*Brief:* Copy out each record below, exactly as given.

-=-=-=-=-

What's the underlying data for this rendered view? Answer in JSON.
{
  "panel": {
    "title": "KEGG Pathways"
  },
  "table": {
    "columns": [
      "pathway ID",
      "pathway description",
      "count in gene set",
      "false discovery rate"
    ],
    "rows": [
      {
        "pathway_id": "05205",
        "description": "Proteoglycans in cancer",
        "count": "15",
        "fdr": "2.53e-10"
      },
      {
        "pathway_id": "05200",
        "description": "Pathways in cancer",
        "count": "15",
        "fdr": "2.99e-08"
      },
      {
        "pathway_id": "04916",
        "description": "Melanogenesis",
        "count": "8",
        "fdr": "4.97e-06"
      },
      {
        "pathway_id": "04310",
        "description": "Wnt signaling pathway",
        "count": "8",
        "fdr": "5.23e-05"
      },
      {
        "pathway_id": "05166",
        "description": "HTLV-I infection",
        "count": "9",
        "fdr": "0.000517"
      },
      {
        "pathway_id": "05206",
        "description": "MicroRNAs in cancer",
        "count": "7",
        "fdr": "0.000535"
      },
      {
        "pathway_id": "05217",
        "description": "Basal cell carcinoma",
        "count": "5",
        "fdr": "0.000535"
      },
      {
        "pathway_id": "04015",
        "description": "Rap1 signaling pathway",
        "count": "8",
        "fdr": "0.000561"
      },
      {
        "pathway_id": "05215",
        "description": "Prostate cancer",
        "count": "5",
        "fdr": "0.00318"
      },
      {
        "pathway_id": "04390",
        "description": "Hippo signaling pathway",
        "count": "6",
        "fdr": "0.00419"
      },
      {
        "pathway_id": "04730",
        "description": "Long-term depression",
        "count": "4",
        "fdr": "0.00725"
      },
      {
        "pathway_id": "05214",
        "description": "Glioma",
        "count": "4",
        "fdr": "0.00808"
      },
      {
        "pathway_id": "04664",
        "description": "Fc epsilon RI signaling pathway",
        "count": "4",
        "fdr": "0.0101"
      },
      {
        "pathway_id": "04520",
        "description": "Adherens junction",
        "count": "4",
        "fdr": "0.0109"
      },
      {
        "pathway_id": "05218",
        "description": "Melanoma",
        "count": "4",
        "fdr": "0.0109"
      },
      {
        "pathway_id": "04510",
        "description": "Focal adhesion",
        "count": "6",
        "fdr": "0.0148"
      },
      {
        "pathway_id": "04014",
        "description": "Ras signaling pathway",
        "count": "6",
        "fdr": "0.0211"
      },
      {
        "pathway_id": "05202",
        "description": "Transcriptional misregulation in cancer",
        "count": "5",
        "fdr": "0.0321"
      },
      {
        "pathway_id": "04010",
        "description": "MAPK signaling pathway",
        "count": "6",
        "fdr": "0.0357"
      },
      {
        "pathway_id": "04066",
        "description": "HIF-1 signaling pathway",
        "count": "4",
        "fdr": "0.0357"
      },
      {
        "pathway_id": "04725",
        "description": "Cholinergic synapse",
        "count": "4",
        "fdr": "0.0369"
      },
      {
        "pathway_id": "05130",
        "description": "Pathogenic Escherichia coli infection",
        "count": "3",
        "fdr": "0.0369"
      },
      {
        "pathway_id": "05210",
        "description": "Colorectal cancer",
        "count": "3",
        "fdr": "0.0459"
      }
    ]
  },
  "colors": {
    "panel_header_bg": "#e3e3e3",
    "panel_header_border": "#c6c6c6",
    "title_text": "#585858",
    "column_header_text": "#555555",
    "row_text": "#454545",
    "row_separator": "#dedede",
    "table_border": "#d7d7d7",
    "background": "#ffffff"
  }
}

-=-=-=-=-

*Solution to this problem:*
What's the underlying data for this rendered view? Answer in JSON.
{
  "panel": {
    "title": "KEGG Pathways"
  },
  "table": {
    "columns": [
      "pathway ID",
      "pathway description",
      "count in gene set",
      "false discovery rate"
    ],
    "rows": [
      {
        "pathway_id": "05205",
        "description": "Proteoglycans in cancer",
        "count": "15",
        "fdr": "2.53e-10"
      },
      {
        "pathway_id": "05200",
        "description": "Pathways in cancer",
        "count": "15",
        "fdr": "2.99e-08"
      },
      {
        "pathway_id": "04916",
        "description": "Melanogenesis",
        "count": "8",
        "fdr": "4.97e-06"
      },
      {
        "pathway_id": "04310",
        "description": "Wnt signaling pathway",
        "count": "8",
        "fdr": "5.23e-05"
      },
      {
        "pathway_id": "05166",
        "description": "HTLV-I infection",
        "count": "9",
        "fdr": "0.000517"
      },
      {
        "pathway_id": "05206",
        "description": "MicroRNAs in cancer",
        "count": "7",
        "fdr": "0.000535"
      },
      {
        "pathway_id": "05217",
        "description": "Basal cell carcinoma",
        "count": "5",
        "fdr": "0.000535"
      },
      {
        "pathway_id": "04015",
        "description": "Rap1 signaling pathway",
        "count": "8",
        "fdr": "0.000561"
      },
      {
        "pathway_id": "05215",
        "description": "Prostate cancer",
        "count": "5",
        "fdr": "0.00318"
      },
      {
        "pathway_id": "04390",
        "description": "Hippo signaling pathway",
        "count": "6",
        "fdr": "0.00419"
      },
      {
        "pathway_id": "04730",
        "description": "Long-term depression",
        "count": "4",
        "fdr": "0.00725"
      },
      {
        "pathway_id": "05214",
        "description": "Glioma",
        "count": "4",
        "fdr": "0.00808"
      },
      {
        "pathway_id": "04664",
        "description": "Fc epsilon RI signaling pathway",
        "count": "4",
        "fdr": "0.0101"
      },
      {
        "pathway_id": "04520",
        "description": "Adherens junction",
        "count": "4",
        "fdr": "0.0109"
      },
      {
        "pathway_id": "05218",
        "description": "Melanoma",
        "count": "4",
        "fdr": "0.0109"
      },
      {
        "pathway_id": "04510",
        "description": "Focal adhesion",
        "count": "6",
        "fdr": "0.0148"
      },
      {
        "pathway_id": "04014",
        "description": "Ras signaling pathway",
        "count": "6",
        "fdr": "0.0211"
      },
      {
        "pathway_id": "05202",
        "description": "Transcriptional misregulation in cancer",
        "count": "5",
        "fdr": "0.0321"
      },
      {
        "pathway_id": "04010",
        "description": "MAPK signaling pathway",
        "count": "6",
        "fdr": "0.0357"
      },
      {
        "pathway_id": "04066",
        "description": "HIF-1 signaling pathway",
        "count": "4",
        "fdr": "0.0357"
      },
      {
        "pathway_id": "04725",
        "description": "Cholinergic synapse",
        "count": "4",
        "fdr": "0.0369"
      },
      {
        "pathway_id": "05130",
        "description": "Pathogenic Escherichia coli infection",
        "count": "3",
        "fdr": "0.0369"
      },
      {
        "pathway_id": "05210",
        "description": "Colorectal cancer",
        "count": "3",
        "fdr": "0.0459"
      }
    ]
  },
  "colors": {
    "panel_header_bg": "#e3e3e3",
    "panel_header_border": "#c6c6c6",
    "title_text": "#585858",
    "column_header_text": "#555555",
    "row_text": "#454545",
    "row_separator": "#dedede",
    "table_border": "#d7d7d7",
    "background": "#ffffff"
  }
}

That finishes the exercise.